• Given exercise: Please print every entry below line for line, with no changes, and leave the pictures out.

[Image region annotations]
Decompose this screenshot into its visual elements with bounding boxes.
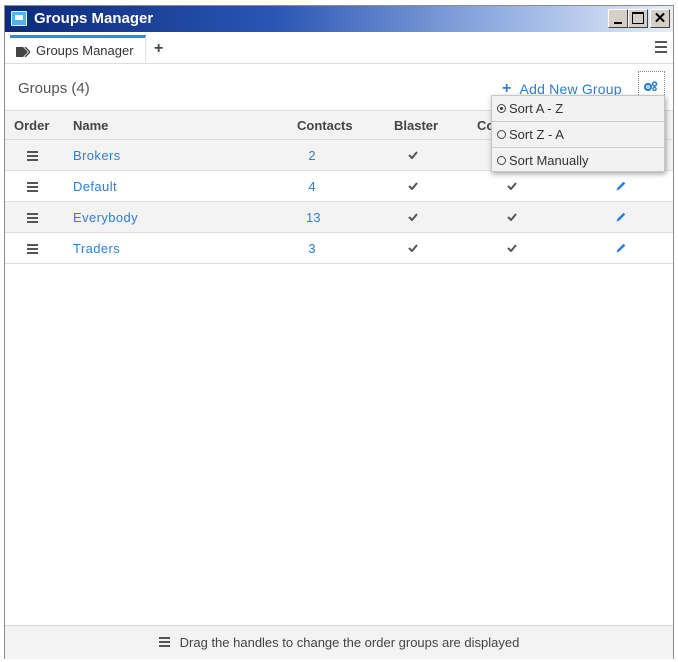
group-name-link[interactable]: Brokers bbox=[73, 148, 121, 163]
close-icon: ✕ bbox=[653, 10, 667, 27]
drag-handle-icon[interactable] bbox=[27, 244, 38, 256]
table-row: Traders 3 bbox=[5, 233, 673, 264]
check-icon bbox=[507, 244, 517, 252]
footer-hint-bar: Drag the handles to change the order gro… bbox=[5, 625, 673, 659]
contacts-count-link[interactable]: 13 bbox=[306, 210, 320, 225]
table-row: Default 4 bbox=[5, 171, 673, 202]
sort-option-label: Sort Z - A bbox=[509, 127, 564, 142]
contacts-count-link[interactable]: 2 bbox=[306, 148, 318, 163]
check-icon bbox=[507, 182, 517, 190]
column-name[interactable]: Name bbox=[73, 118, 108, 133]
drag-handle-icon[interactable] bbox=[27, 151, 38, 163]
sort-option-label: Sort Manually bbox=[509, 153, 589, 168]
close-button[interactable]: ✕ bbox=[650, 9, 670, 28]
footer-hint: Drag the handles to change the order gro… bbox=[179, 635, 520, 650]
add-tab-button[interactable]: + bbox=[154, 40, 163, 58]
radio-icon bbox=[497, 130, 506, 139]
check-icon bbox=[408, 244, 418, 252]
contacts-count-link[interactable]: 4 bbox=[306, 179, 318, 194]
drag-handle-icon[interactable] bbox=[27, 213, 38, 225]
group-name-link[interactable]: Everybody bbox=[73, 210, 138, 225]
gears-icon bbox=[644, 81, 658, 91]
tag-icon bbox=[16, 45, 31, 58]
sort-option-label: Sort A - Z bbox=[509, 101, 564, 116]
check-icon bbox=[507, 213, 517, 221]
column-order[interactable]: Order bbox=[14, 118, 49, 133]
pencil-icon[interactable] bbox=[615, 242, 627, 254]
radio-icon bbox=[497, 156, 506, 165]
maximize-icon bbox=[632, 12, 644, 24]
group-name-link[interactable]: Default bbox=[73, 179, 117, 194]
minimize-button[interactable] bbox=[608, 9, 628, 28]
pencil-icon[interactable] bbox=[615, 211, 627, 223]
tab-label: Groups Manager bbox=[36, 42, 134, 58]
check-icon bbox=[408, 182, 418, 190]
sort-menu: Sort A - Z Sort Z - A Sort Manually bbox=[491, 95, 665, 172]
check-icon bbox=[408, 213, 418, 221]
minimize-icon bbox=[614, 22, 622, 24]
sort-a-z-option[interactable]: Sort A - Z bbox=[492, 96, 664, 122]
column-blaster[interactable]: Blaster bbox=[394, 118, 438, 133]
check-icon bbox=[408, 151, 418, 159]
app-icon bbox=[11, 11, 27, 26]
page-title: Groups (4) bbox=[18, 80, 90, 97]
title-bar[interactable]: Groups Manager ✕ bbox=[5, 6, 673, 32]
groups-manager-window: Groups Manager ✕ Groups Manager + Groups… bbox=[4, 5, 674, 659]
group-name-link[interactable]: Traders bbox=[73, 241, 120, 256]
drag-handle-icon bbox=[158, 636, 170, 649]
pencil-icon[interactable] bbox=[615, 180, 627, 192]
column-contacts[interactable]: Contacts bbox=[297, 118, 353, 133]
sort-z-a-option[interactable]: Sort Z - A bbox=[492, 122, 664, 148]
tab-bar: Groups Manager + bbox=[5, 33, 673, 64]
tab-groups-manager[interactable]: Groups Manager bbox=[10, 35, 146, 62]
window-title: Groups Manager bbox=[34, 10, 154, 27]
radio-icon bbox=[497, 104, 506, 113]
table-row: Everybody 13 bbox=[5, 202, 673, 233]
hamburger-icon[interactable] bbox=[655, 41, 667, 56]
sort-manually-option[interactable]: Sort Manually bbox=[492, 148, 664, 173]
contacts-count-link[interactable]: 3 bbox=[306, 241, 318, 256]
maximize-button[interactable] bbox=[628, 9, 648, 28]
drag-handle-icon[interactable] bbox=[27, 182, 38, 194]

• Answer:
Decompose this screenshot into its visual elements with bounding boxes.
group-name-link[interactable]: Brokers bbox=[73, 148, 121, 163]
close-icon: ✕ bbox=[653, 10, 667, 27]
drag-handle-icon[interactable] bbox=[27, 244, 38, 256]
table-row: Traders 3 bbox=[5, 233, 673, 264]
check-icon bbox=[507, 244, 517, 252]
footer-hint-bar: Drag the handles to change the order gro… bbox=[5, 625, 673, 659]
contacts-count-link[interactable]: 13 bbox=[306, 210, 320, 225]
table-row: Default 4 bbox=[5, 171, 673, 202]
sort-option-label: Sort Z - A bbox=[509, 127, 564, 142]
contacts-count-link[interactable]: 2 bbox=[306, 148, 318, 163]
check-icon bbox=[507, 182, 517, 190]
column-name[interactable]: Name bbox=[73, 118, 108, 133]
drag-handle-icon[interactable] bbox=[27, 151, 38, 163]
sort-option-label: Sort Manually bbox=[509, 153, 589, 168]
close-button[interactable]: ✕ bbox=[650, 9, 670, 28]
footer-hint: Drag the handles to change the order gro… bbox=[179, 635, 520, 650]
add-tab-button[interactable]: + bbox=[154, 40, 163, 58]
radio-icon bbox=[497, 130, 506, 139]
check-icon bbox=[408, 244, 418, 252]
contacts-count-link[interactable]: 4 bbox=[306, 179, 318, 194]
drag-handle-icon[interactable] bbox=[27, 213, 38, 225]
group-name-link[interactable]: Everybody bbox=[73, 210, 138, 225]
gears-icon bbox=[644, 81, 658, 91]
tag-icon bbox=[16, 45, 31, 58]
sort-option-label: Sort A - Z bbox=[509, 101, 564, 116]
check-icon bbox=[507, 213, 517, 221]
column-order[interactable]: Order bbox=[14, 118, 49, 133]
pencil-icon[interactable] bbox=[615, 242, 627, 254]
radio-icon bbox=[497, 156, 506, 165]
maximize-icon bbox=[632, 12, 644, 24]
group-name-link[interactable]: Default bbox=[73, 179, 117, 194]
minimize-button[interactable] bbox=[608, 9, 628, 28]
pencil-icon[interactable] bbox=[615, 211, 627, 223]
tab-label: Groups Manager bbox=[36, 42, 134, 58]
check-icon bbox=[408, 182, 418, 190]
sort-menu: Sort A - Z Sort Z - A Sort Manually bbox=[491, 95, 665, 172]
check-icon bbox=[408, 213, 418, 221]
minimize-icon bbox=[614, 22, 622, 24]
sort-a-z-option[interactable]: Sort A - Z bbox=[492, 96, 664, 122]
column-blaster[interactable]: Blaster bbox=[394, 118, 438, 133]
check-icon bbox=[408, 151, 418, 159]
app-icon bbox=[11, 11, 27, 26]
page-title: Groups (4) bbox=[18, 80, 90, 97]
title-bar[interactable]: Groups Manager ✕ bbox=[5, 6, 673, 32]
groups-manager-window: Groups Manager ✕ Groups Manager + Groups… bbox=[4, 5, 674, 659]
group-name-link[interactable]: Traders bbox=[73, 241, 120, 256]
drag-handle-icon bbox=[158, 636, 170, 649]
pencil-icon[interactable] bbox=[615, 180, 627, 192]
column-contacts[interactable]: Contacts bbox=[297, 118, 353, 133]
sort-z-a-option[interactable]: Sort Z - A bbox=[492, 122, 664, 148]
tab-bar: Groups Manager + bbox=[5, 33, 673, 64]
tab-groups-manager[interactable]: Groups Manager bbox=[10, 35, 146, 62]
window-title: Groups Manager bbox=[34, 10, 154, 27]
radio-icon bbox=[497, 104, 506, 113]
table-row: Everybody 13 bbox=[5, 202, 673, 233]
hamburger-icon[interactable] bbox=[655, 41, 667, 56]
sort-manually-option[interactable]: Sort Manually bbox=[492, 148, 664, 173]
contacts-count-link[interactable]: 3 bbox=[306, 241, 318, 256]
maximize-button[interactable] bbox=[628, 9, 648, 28]
drag-handle-icon[interactable] bbox=[27, 182, 38, 194]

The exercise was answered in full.